John and Tom Doyle and with their grandparents Tommy and Mary Doyle. Co. Sligo, 1982

Bicycles dramatically changed the social life of ordinary people in rural Ireland. It was the primary means of transport for many people.

People had always walked great distances but the bicycle allowed for even more ground to be covered. Its introduction dramatically changed the social life of ordinary people in rural Ireland. It was the primary means of transport for many people travelling to school, work, religious services, shopping in the larger towns and to dances near and far. 

My First Bike

The bicycle in the picture is the one I learned on. It belonged to my mother but she encouraged me to learn on it. It was surprising in how you would grow into it and get experienced at f lying around on its trusty frame. You had to avoid having an accident like falling off – Elastoplast wasn’t always available!”
- Albert Siggins, Castlestrange, Co. Roscommon

I remember getting my first grown-up bicycle from Santa in 1960, as a 10 year old. I still have a bicycle at 64! Love cycling. ”
- Oliver P. Sweeney, Tubbercurry, Co. Sligo

“My first bike in Edenderry, Co. Offaly was a Bluebird Raleigh with a plastic carrier on the back.”
- Bernadette Brady, Dublin City



Our parents, Carmel and Brendan Broderick, had a tandem cycle and during their courting days they regularly cycled from Dublin to my mother’s homeplace in Arklow. This photograph was taken on the beach in Arklow in the late 1940s.”
- Brian, Ann, Jennifer and Hazel Broderick, originally from Inchicore, Dublin

When cars were scarce in the 1950s and 60s, I have fond memories of cycling from Wexford town the nine miles to Curracloe beach, often with the bike breaking down. I was one of nine, and the bikes were never new, always well worn, and we were lucky to have a few in the family.”
- Stella Kelly, Pembrokestown, Whiterock Hill, Co. Wexford

My mother, Angela O Shaughnessy from Craughwell, Co. Galway was a veteran cyclist... As a young woman she regularly cycled from Craughwell to Galway City for shopping. Distance was no problem...neither were the winding roads to Tubber & Kilfenora, Co. Clare for céili & craic, cycling even as faraway as Limerick. (She actually met her future husband whilst cycling to a funeral - he noticed her as she flew past him! She was quite a speedy one!) She finally parked her bicycle in 2006 aged 92 having covered many milestones during her decades.”

——

Challenges:
**A)** In the bicycle memories, what kind of bike was Bernadette Brady's first one?
**B)** Write a continuation of the bicycle memories, starting right after their final sentence.
The lines that come next have nothing to do with the bicycle memories.

Element and region data:
——

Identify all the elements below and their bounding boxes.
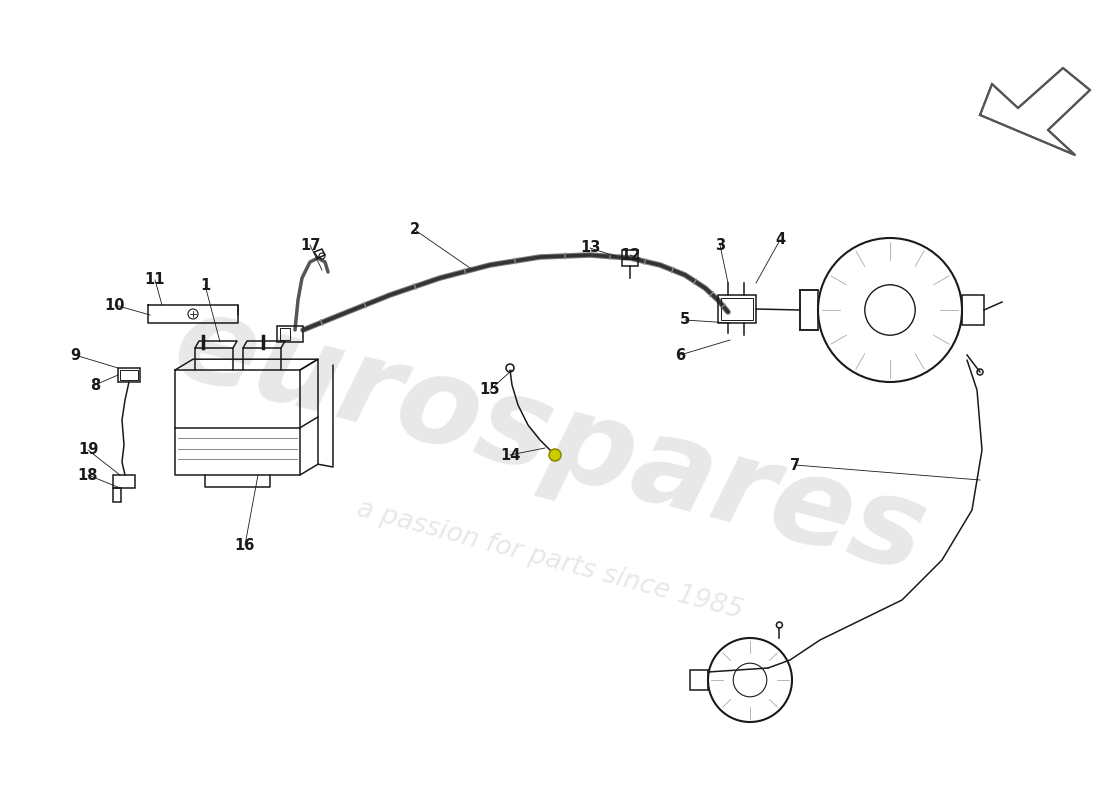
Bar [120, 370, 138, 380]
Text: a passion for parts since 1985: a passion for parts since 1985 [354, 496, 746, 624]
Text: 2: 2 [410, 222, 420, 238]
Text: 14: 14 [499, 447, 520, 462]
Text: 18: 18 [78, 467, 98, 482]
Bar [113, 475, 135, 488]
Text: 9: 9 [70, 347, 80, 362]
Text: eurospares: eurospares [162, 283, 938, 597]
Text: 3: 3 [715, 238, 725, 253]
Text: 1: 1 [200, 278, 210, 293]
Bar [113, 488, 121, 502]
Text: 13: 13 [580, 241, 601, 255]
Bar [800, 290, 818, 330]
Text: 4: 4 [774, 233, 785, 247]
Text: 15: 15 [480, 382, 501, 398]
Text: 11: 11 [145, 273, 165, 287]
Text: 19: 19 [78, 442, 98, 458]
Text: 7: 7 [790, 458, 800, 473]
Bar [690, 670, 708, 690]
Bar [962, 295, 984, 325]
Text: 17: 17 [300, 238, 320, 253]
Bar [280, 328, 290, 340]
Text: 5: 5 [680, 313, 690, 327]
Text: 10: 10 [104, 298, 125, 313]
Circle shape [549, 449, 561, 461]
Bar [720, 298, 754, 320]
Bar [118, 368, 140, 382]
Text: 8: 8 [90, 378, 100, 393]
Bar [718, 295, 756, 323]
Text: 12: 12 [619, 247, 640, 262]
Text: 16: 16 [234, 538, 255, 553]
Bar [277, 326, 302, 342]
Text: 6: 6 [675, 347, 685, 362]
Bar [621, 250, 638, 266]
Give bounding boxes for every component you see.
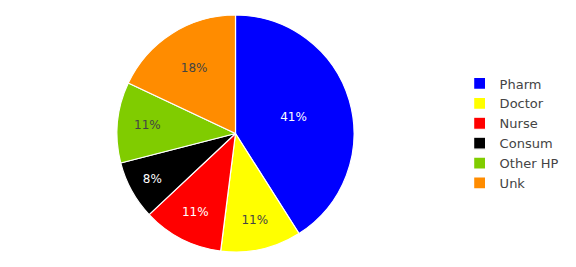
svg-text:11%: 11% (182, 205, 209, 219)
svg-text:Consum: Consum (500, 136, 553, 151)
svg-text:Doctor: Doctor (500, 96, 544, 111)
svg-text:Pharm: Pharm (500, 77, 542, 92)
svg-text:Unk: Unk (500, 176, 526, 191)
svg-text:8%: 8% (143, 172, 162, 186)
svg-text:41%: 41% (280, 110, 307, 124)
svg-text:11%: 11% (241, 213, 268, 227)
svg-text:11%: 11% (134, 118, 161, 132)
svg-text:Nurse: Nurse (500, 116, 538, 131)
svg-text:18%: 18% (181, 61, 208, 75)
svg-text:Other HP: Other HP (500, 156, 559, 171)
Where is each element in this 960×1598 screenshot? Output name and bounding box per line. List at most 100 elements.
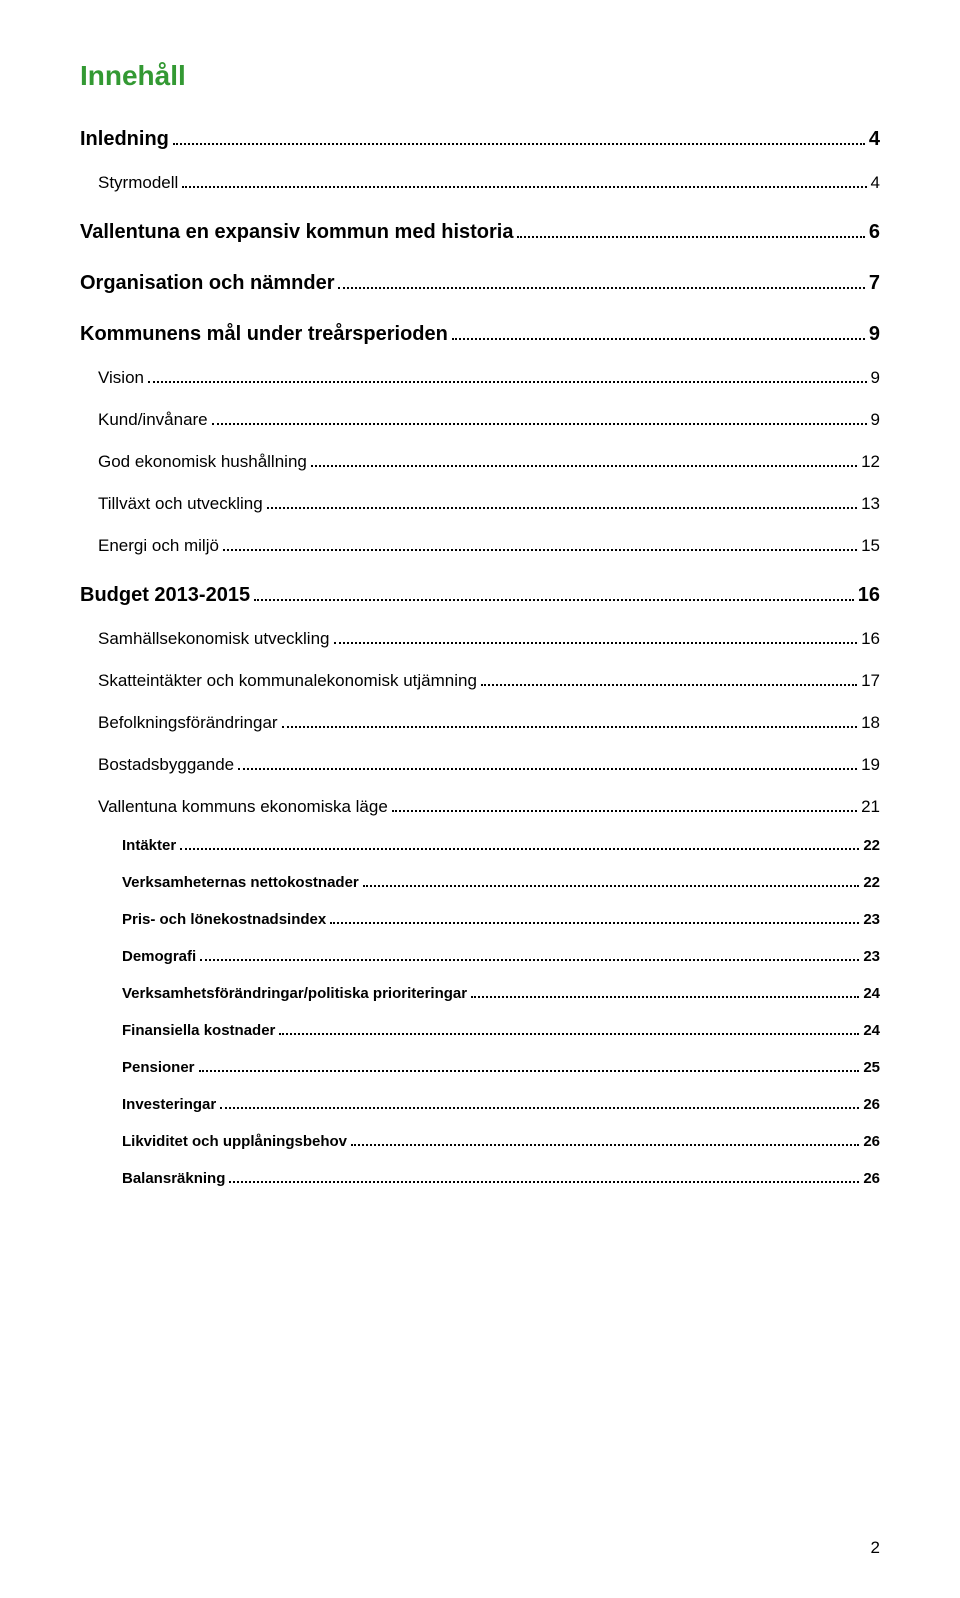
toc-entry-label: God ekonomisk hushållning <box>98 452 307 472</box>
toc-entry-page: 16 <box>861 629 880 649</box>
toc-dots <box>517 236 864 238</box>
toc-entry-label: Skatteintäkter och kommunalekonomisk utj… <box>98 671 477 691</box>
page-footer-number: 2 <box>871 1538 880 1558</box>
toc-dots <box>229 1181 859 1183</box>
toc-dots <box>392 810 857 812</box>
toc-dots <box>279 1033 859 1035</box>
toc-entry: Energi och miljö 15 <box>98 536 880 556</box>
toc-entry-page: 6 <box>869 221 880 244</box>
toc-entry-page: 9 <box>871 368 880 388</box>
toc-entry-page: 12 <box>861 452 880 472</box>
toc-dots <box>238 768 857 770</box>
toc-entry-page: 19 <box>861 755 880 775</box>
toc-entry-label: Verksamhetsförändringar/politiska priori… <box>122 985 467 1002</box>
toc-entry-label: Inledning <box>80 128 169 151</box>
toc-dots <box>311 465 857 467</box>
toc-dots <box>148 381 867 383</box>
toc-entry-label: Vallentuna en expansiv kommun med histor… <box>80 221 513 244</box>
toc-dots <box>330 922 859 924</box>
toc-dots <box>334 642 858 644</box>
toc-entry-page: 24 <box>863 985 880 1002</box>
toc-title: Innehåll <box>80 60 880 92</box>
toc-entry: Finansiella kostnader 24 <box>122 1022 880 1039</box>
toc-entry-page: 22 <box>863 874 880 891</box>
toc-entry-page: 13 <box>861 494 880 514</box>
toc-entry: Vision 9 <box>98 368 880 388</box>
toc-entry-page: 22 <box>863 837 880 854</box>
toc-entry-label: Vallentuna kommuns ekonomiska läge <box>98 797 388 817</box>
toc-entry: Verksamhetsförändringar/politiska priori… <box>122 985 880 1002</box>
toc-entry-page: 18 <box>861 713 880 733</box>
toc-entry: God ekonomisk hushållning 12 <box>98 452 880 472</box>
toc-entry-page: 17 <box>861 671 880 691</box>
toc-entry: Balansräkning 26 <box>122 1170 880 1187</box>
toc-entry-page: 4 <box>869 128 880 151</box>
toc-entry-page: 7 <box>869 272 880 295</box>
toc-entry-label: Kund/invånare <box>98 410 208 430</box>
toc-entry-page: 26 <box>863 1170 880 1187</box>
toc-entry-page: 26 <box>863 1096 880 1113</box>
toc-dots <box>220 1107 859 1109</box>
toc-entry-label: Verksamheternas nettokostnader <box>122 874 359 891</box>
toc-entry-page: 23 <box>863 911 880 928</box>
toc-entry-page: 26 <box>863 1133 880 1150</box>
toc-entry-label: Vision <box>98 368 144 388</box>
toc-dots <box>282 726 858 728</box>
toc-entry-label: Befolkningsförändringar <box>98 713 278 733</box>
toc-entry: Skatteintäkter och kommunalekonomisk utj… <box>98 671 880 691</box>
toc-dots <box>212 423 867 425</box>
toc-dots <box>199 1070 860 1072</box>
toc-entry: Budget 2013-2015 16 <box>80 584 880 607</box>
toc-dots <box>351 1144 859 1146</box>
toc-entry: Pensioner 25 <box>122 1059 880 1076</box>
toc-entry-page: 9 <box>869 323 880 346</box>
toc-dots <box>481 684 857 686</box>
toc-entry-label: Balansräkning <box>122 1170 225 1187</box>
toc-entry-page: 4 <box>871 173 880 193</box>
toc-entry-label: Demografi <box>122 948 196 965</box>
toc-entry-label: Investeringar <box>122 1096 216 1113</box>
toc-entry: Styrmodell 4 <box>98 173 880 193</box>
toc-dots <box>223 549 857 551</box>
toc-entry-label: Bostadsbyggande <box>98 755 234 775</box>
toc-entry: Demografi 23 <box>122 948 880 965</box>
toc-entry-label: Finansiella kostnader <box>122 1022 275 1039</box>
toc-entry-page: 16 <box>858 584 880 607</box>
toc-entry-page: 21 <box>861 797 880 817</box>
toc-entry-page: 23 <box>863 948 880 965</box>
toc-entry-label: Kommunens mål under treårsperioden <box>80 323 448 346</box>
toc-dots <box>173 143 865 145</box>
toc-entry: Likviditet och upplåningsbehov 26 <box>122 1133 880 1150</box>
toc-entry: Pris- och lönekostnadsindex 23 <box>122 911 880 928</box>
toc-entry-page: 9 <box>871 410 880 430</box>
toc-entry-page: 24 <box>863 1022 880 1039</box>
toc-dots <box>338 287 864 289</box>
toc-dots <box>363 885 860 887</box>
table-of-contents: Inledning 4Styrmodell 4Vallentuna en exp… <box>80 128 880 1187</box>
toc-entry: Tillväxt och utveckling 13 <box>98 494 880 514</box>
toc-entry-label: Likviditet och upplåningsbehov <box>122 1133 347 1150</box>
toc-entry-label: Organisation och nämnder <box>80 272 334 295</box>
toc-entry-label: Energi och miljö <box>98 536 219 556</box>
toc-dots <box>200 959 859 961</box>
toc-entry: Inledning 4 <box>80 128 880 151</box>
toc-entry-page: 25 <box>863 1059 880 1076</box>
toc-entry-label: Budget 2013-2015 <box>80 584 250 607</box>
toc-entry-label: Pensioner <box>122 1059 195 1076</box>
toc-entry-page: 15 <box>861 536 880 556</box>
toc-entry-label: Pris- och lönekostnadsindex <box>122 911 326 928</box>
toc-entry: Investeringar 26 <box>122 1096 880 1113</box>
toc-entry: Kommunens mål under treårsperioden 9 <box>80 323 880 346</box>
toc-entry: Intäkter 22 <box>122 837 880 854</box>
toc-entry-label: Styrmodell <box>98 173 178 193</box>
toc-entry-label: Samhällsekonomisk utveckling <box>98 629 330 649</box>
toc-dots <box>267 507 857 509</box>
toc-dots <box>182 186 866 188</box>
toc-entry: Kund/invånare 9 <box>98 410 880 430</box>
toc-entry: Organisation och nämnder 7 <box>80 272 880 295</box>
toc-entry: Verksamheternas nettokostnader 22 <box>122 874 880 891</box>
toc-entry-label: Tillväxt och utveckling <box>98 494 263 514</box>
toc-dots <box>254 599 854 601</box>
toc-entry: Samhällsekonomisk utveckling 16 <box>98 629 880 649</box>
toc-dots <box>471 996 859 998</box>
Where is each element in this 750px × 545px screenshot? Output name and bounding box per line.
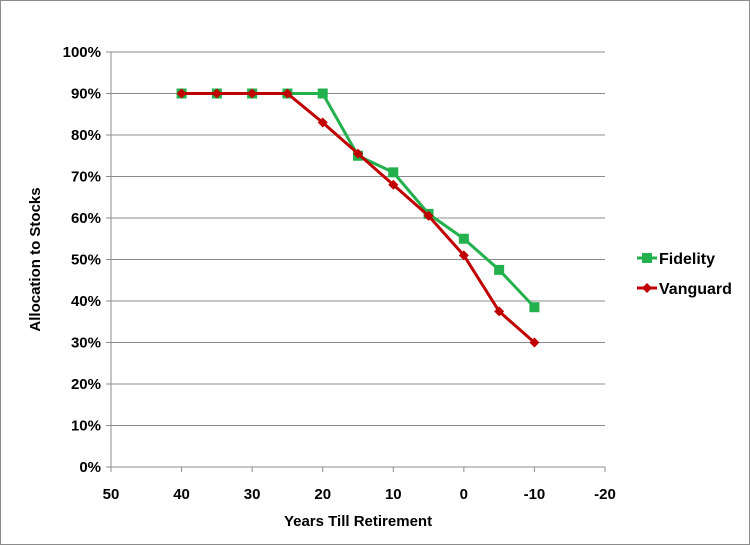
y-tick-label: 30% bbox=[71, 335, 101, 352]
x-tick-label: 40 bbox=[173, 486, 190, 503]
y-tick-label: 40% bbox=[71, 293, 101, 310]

——

Answers for the exercise:
**A)** A Bluebird Raleigh with a plastic carrier on the back.

**B)**
- Geraldine Sylver-O’Malley, Louisburg, Co. Mayo

Going Places

The bicycle on display reminds me of my father William (Bill) carrying me on a wicker seat on the back of his bicycle. This photo shows him wheeling my sister Ann through a very empty O’Connell Street in the sunlight and was taken around 1945.”
- Mary Russell Speirs, Grosvenor Square, Rathmines, Dublin

Fettered securely in a shopping bag with nothing but her head out the turkey hen was taken on a bicycle ride to meet with a turkey cock some miles away. However, it was a non-event as the lady owner of the turkey cock would not allow him to perform any such task on the Sabbath day!”
- Mary and Jean Devaney, Carrowntreila, Ballina, Co. Mayo

I had a similar Truimph bicycle with child carrier in 1977-80 to carry my son Oisín. The nearest shop, H. Williams, and the post office was in the village of Tallaght so I cycled there most days.”
- Mary Merriman, Cill na Manach, Baile Átha Cliath / Kilnamanagh, Dublin

To ‘buy the Christmas’ my mother would cycle to Castlebar and home again against steep hills, sometimes on potholed roads, with two canvas shopping bags on the handlebars and another one string-tied on the carrier.”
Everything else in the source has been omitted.